■ Given request ■
Search the listing below for the word "name" and copy each line that holds it.

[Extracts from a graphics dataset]
:::::

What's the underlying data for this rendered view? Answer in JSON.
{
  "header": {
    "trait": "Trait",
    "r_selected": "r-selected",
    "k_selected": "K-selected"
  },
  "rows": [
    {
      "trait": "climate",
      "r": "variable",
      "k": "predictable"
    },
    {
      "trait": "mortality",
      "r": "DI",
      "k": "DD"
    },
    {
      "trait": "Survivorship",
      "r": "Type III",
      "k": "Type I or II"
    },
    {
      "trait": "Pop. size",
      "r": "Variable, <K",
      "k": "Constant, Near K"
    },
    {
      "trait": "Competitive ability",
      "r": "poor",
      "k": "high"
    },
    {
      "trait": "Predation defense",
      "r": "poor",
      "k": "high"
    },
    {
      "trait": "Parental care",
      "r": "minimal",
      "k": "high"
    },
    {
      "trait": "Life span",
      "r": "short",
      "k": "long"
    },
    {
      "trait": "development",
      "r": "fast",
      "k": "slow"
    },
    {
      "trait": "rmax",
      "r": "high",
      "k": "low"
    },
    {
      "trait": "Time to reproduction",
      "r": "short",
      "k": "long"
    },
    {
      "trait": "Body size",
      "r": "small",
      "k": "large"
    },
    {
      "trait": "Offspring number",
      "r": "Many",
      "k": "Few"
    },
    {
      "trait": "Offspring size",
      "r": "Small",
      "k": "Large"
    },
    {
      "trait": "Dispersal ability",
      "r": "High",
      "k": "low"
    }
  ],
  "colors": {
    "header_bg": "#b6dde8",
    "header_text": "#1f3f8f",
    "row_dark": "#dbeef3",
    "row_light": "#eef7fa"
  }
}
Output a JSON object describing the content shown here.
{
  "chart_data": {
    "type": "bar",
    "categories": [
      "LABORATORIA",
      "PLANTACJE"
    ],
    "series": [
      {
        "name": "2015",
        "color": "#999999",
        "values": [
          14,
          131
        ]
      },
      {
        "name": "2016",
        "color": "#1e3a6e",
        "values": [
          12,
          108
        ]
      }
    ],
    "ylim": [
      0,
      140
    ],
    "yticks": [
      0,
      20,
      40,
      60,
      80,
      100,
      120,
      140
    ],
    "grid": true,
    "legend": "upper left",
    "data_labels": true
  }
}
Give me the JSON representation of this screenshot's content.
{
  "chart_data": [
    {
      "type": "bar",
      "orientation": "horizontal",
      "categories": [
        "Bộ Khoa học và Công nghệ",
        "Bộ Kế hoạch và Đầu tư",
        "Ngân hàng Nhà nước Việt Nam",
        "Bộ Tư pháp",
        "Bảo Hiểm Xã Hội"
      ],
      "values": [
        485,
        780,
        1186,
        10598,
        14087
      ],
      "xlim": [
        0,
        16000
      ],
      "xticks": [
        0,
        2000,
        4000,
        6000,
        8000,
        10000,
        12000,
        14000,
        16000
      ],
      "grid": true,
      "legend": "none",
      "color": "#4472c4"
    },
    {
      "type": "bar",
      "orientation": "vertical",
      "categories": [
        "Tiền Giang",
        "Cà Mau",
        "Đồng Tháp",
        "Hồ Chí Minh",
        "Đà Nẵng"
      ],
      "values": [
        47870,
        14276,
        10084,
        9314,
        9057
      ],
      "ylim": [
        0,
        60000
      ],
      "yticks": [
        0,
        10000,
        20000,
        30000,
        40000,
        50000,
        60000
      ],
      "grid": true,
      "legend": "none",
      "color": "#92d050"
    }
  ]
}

:::::

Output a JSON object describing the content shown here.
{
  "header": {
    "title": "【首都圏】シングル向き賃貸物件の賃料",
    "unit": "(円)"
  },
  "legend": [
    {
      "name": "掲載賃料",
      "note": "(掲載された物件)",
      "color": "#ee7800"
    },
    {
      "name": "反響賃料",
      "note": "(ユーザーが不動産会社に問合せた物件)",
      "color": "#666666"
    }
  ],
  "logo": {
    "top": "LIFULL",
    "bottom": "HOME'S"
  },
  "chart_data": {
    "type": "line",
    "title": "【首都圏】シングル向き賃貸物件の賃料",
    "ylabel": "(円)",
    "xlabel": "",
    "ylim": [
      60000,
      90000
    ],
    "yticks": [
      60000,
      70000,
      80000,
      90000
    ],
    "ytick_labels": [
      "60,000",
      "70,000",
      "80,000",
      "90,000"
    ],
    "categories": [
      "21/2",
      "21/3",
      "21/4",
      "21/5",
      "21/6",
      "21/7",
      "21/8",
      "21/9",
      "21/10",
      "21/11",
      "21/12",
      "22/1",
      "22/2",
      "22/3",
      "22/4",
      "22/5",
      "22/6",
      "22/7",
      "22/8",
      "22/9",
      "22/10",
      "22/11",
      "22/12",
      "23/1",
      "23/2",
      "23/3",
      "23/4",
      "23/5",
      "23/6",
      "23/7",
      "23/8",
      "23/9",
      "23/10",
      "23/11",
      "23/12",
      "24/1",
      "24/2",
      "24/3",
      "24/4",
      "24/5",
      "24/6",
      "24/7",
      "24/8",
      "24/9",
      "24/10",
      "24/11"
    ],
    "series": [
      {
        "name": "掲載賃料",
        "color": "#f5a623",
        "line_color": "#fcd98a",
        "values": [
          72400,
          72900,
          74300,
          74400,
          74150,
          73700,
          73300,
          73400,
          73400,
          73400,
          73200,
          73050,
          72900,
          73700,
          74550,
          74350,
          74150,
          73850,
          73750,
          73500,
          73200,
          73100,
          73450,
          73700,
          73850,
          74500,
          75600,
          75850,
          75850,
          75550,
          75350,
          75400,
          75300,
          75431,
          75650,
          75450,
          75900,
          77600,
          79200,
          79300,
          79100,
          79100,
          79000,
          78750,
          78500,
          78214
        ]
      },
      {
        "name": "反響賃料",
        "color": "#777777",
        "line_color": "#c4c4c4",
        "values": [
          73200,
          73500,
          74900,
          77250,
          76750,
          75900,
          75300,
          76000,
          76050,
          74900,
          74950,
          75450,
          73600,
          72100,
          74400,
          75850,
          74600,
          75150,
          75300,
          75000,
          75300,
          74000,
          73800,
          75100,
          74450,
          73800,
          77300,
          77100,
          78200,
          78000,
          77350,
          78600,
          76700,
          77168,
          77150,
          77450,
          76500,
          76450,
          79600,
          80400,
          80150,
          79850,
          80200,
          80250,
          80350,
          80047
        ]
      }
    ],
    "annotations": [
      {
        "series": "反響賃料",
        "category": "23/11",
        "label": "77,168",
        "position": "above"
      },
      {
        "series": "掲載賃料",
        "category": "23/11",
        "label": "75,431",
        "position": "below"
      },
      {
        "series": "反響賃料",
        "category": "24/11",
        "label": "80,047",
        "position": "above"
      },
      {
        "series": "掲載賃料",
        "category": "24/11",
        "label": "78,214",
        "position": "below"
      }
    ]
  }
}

:::::

■ Answer to this exercise ■
        "name": "2015",
        "name": "2016",
      "name": "掲載賃料",
      "name": "反響賃料",
        "name": "掲載賃料",
        "name": "反響賃料",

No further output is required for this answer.